- Prompt -
Single out the lines that include the word "text". Copy them.

--- Stored rows ---

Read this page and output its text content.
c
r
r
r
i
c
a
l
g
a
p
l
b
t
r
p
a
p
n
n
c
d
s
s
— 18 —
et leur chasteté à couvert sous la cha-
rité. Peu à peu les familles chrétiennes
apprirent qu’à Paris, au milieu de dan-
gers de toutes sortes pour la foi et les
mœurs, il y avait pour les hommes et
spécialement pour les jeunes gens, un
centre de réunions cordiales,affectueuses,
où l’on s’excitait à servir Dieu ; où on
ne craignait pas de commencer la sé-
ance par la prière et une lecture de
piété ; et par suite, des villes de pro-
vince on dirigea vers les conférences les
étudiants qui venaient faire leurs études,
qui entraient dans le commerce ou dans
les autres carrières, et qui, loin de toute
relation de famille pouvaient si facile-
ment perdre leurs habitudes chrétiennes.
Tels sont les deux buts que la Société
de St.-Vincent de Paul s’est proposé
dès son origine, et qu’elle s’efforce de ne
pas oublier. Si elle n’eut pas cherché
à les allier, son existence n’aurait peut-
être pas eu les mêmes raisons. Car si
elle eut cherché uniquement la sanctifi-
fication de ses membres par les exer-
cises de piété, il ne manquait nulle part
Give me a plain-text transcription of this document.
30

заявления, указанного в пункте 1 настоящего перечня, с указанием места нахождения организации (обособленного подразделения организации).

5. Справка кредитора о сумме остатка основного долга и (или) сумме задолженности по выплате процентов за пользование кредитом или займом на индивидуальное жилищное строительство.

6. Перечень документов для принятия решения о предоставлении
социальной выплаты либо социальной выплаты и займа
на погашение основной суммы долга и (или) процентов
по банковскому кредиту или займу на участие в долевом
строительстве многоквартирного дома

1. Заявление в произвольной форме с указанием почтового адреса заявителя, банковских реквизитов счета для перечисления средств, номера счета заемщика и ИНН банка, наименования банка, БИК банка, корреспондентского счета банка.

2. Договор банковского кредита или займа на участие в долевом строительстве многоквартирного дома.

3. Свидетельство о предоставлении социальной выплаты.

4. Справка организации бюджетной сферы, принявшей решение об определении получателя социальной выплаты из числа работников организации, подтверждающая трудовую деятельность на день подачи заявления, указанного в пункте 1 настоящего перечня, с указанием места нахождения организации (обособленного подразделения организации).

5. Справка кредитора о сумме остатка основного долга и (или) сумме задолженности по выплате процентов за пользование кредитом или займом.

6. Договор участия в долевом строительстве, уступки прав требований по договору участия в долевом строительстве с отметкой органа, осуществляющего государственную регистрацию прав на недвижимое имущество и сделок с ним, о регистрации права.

---

- Reply to the task -
Read this page and output its text content.
Give me a plain-text transcription of this document.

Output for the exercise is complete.